### YOUR GOAL
Report how many lines in the records hold the string "this"; give the number and nothing else.

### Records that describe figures
#####

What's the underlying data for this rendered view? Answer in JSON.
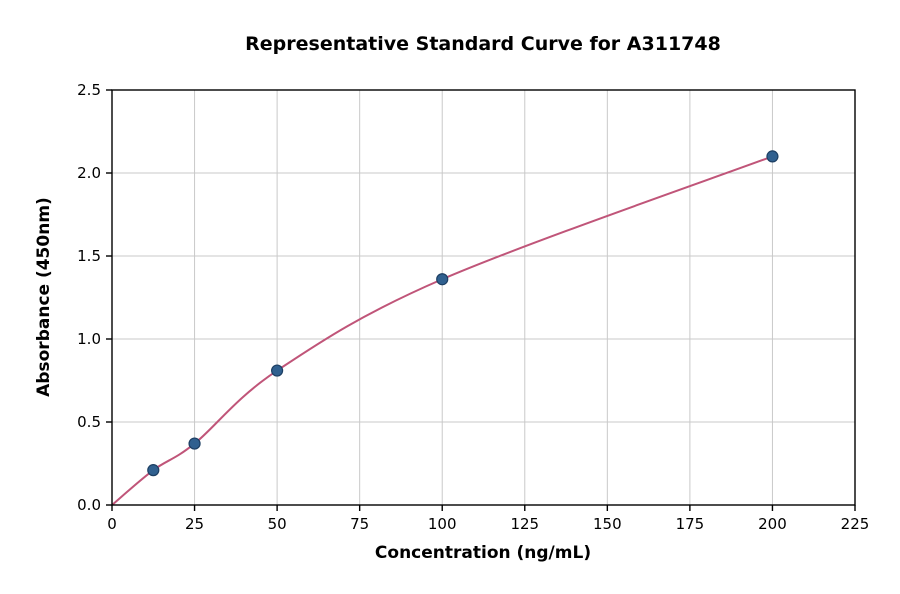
{
  "chart_data": {
    "type": "scatter",
    "title": "Representative Standard Curve for A311748",
    "xlabel": "Concentration (ng/mL)",
    "ylabel": "Absorbance (450nm)",
    "xlim": [
      0,
      225
    ],
    "ylim": [
      0,
      2.5
    ],
    "x_ticks": [
      0,
      25,
      50,
      75,
      100,
      125,
      150,
      175,
      200,
      225
    ],
    "x_tick_labels": [
      "0",
      "25",
      "50",
      "75",
      "100",
      "125",
      "150",
      "175",
      "200",
      "225"
    ],
    "y_ticks": [
      0,
      0.5,
      1.0,
      1.5,
      2.0,
      2.5
    ],
    "y_tick_labels": [
      "0.0",
      "0.5",
      "1.0",
      "1.5",
      "2.0",
      "2.5"
    ],
    "grid": true,
    "legend": "none",
    "points": {
      "x": [
        12.5,
        25,
        50,
        100,
        200
      ],
      "y": [
        0.21,
        0.37,
        0.81,
        1.36,
        2.1
      ]
    },
    "curve_anchor": {
      "x": [
        0,
        12.5,
        25,
        50,
        100,
        200
      ],
      "y": [
        0.0,
        0.21,
        0.37,
        0.81,
        1.36,
        2.1
      ]
    },
    "colors": {
      "marker_fill": "#30608f",
      "marker_edge": "#1d3f63",
      "line": "#c05579",
      "grid": "#c9c9c9",
      "axis": "#000000",
      "background": "#ffffff"
    }
  }
}
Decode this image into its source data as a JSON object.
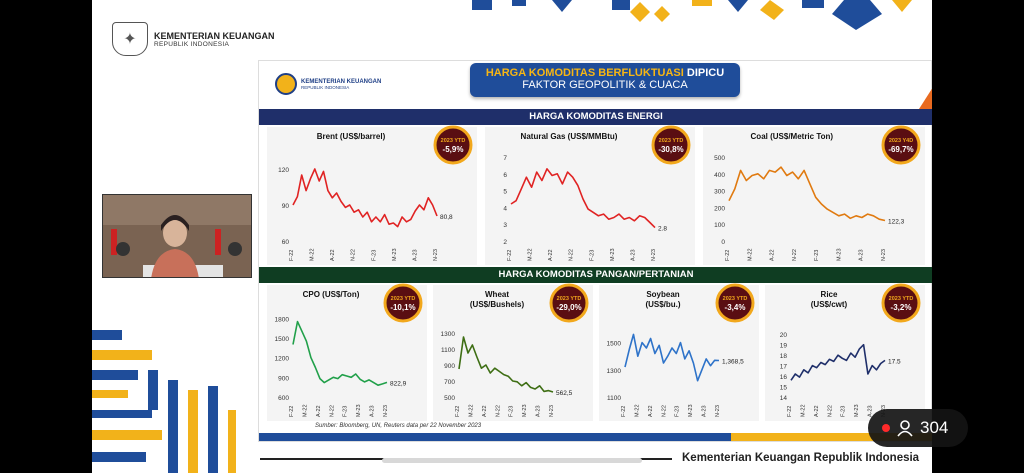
{
  "header": {
    "ministry": "KEMENTERIAN KEUANGAN",
    "republic": "REPUBLIK INDONESIA"
  },
  "slide": {
    "logo_text": "KEMENTERIAN KEUANGAN",
    "logo_sub": "REPUBLIK INDONESIA",
    "title_highlight": "HARGA KOMODITAS BERFLUKTUASI",
    "title_rest": "DIPICU",
    "title_line2": "FAKTOR GEOPOLITIK & CUACA",
    "energy_section": "HARGA KOMODITAS ENERGI",
    "food_section": "HARGA KOMODITAS PANGAN/PERTANIAN",
    "source": "Sumber: Bloomberg, UN, Reuters data per 22 November 2023",
    "colors": {
      "navy": "#1f2f6a",
      "green": "#0f3d22",
      "badge": "#5a0e12",
      "badge_ring": "#f2a81c"
    }
  },
  "viewer": {
    "count": "304"
  },
  "footer": {
    "caption": "Kementerian Keuangan Republik Indonesia"
  },
  "chart_data": [
    {
      "type": "line",
      "title": "Brent (US$/barrel)",
      "badge_label": "2023 YTD",
      "badge_value": "-5,9%",
      "color": "#e02323",
      "yticks": [
        "120",
        "90",
        "60"
      ],
      "ylim": [
        60,
        130
      ],
      "last_label": "80,8",
      "xticks": [
        "F-22",
        "M-22",
        "A-22",
        "N-22",
        "F-23",
        "M-23",
        "A-23",
        "N-23"
      ],
      "values": [
        90,
        97,
        115,
        102,
        112,
        120,
        110,
        118,
        102,
        96,
        100,
        93,
        88,
        90,
        84,
        86,
        80,
        84,
        76,
        80,
        76,
        82,
        74,
        75,
        72,
        80,
        76,
        78,
        85,
        90,
        86,
        96,
        90,
        80.8
      ]
    },
    {
      "type": "line",
      "title": "Natural Gas (US$/MMBtu)",
      "badge_label": "2023 YTD",
      "badge_value": "-30,8%",
      "color": "#e02323",
      "yticks": [
        "7",
        "6",
        "5",
        "4",
        "3",
        "2"
      ],
      "ylim": [
        2,
        7
      ],
      "last_label": "2.8",
      "xticks": [
        "F-22",
        "M-22",
        "A-22",
        "N-22",
        "F-23",
        "M-23",
        "A-23",
        "N-23"
      ],
      "values": [
        4.2,
        4.4,
        5.1,
        5.8,
        5.2,
        6.1,
        5.6,
        6.3,
        5.9,
        6.0,
        5.4,
        6.1,
        5.8,
        5.3,
        4.5,
        3.9,
        3.7,
        3.5,
        3.6,
        3.3,
        3.4,
        3.6,
        3.3,
        3.4,
        3.2,
        3.5,
        3.4,
        3.1,
        2.8
      ]
    },
    {
      "type": "line",
      "title": "Coal (US$/Metric Ton)",
      "badge_label": "2023 Y4D",
      "badge_value": "-69,7%",
      "color": "#e07a10",
      "yticks": [
        "500",
        "400",
        "300",
        "200",
        "100",
        "0"
      ],
      "ylim": [
        0,
        500
      ],
      "last_label": "122,3",
      "xticks": [
        "F-22",
        "M-22",
        "A-22",
        "N-22",
        "F-23",
        "M-23",
        "A-23",
        "N-23"
      ],
      "values": [
        240,
        310,
        420,
        360,
        390,
        400,
        370,
        420,
        410,
        440,
        390,
        410,
        370,
        420,
        340,
        260,
        220,
        190,
        170,
        150,
        160,
        135,
        150,
        140,
        160,
        150,
        130,
        122.3
      ]
    },
    {
      "type": "line",
      "title": "CPO (US$/Ton)",
      "badge_label": "2023 YTD",
      "badge_value": "-10,1%",
      "color": "#21a04a",
      "yticks": [
        "1800",
        "1500",
        "1200",
        "900",
        "600"
      ],
      "ylim": [
        600,
        1850
      ],
      "last_label": "822,9",
      "xticks": [
        "F-22",
        "M-22",
        "A-22",
        "N-22",
        "F-23",
        "M-23",
        "A-23",
        "N-23"
      ],
      "values": [
        1400,
        1750,
        1600,
        1450,
        1200,
        1050,
        880,
        820,
        860,
        900,
        880,
        940,
        920,
        900,
        950,
        870,
        830,
        860,
        820,
        780,
        800,
        822.9
      ]
    },
    {
      "type": "line",
      "title": "Wheat",
      "title2": "(US$/Bushels)",
      "badge_label": "2023 YTD",
      "badge_value": "-29,0%",
      "color": "#3e6e14",
      "yticks": [
        "1300",
        "1100",
        "900",
        "700",
        "500"
      ],
      "ylim": [
        500,
        1350
      ],
      "last_label": "562,5",
      "xticks": [
        "F-22",
        "M-22",
        "A-22",
        "N-22",
        "F-23",
        "M-23",
        "A-23",
        "N-23"
      ],
      "values": [
        850,
        1250,
        1050,
        1150,
        1000,
        860,
        900,
        800,
        860,
        820,
        780,
        760,
        700,
        690,
        640,
        680,
        620,
        600,
        640,
        570,
        580,
        562.5
      ]
    },
    {
      "type": "line",
      "title": "Soybean",
      "title2": "(US$/bu.)",
      "badge_label": "2023 YTD",
      "badge_value": "-3,4%",
      "color": "#2e73c9",
      "yticks": [
        "1500",
        "1300",
        "1100"
      ],
      "ylim": [
        1100,
        1600
      ],
      "last_label": "1,368,5",
      "xticks": [
        "F-22",
        "M-22",
        "A-22",
        "N-22",
        "F-23",
        "M-23",
        "A-23",
        "N-23"
      ],
      "values": [
        1320,
        1450,
        1560,
        1400,
        1500,
        1460,
        1530,
        1420,
        1480,
        1350,
        1400,
        1460,
        1420,
        1500,
        1380,
        1440,
        1350,
        1220,
        1300,
        1380,
        1330,
        1370,
        1368.5
      ]
    },
    {
      "type": "line",
      "title": "Rice",
      "title2": "(US$/cwt)",
      "badge_label": "2023 YTD",
      "badge_value": "-3,2%",
      "color": "#1f2f6a",
      "yticks": [
        "20",
        "19",
        "18",
        "17",
        "16",
        "15",
        "14"
      ],
      "ylim": [
        14,
        20.5
      ],
      "last_label": "17.5",
      "xticks": [
        "F-22",
        "M-22",
        "A-22",
        "N-22",
        "F-23",
        "M-23",
        "A-23",
        "N-23"
      ],
      "values": [
        15.6,
        16.2,
        15.9,
        16.6,
        16.3,
        17.0,
        16.8,
        17.3,
        17.1,
        17.6,
        17.4,
        18.0,
        17.7,
        17.5,
        18.2,
        17.8,
        18.6,
        19.0,
        16.2,
        17.0,
        16.6,
        17.2,
        17.5
      ]
    }
  ]
}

#####

### TASK RESPONSE
2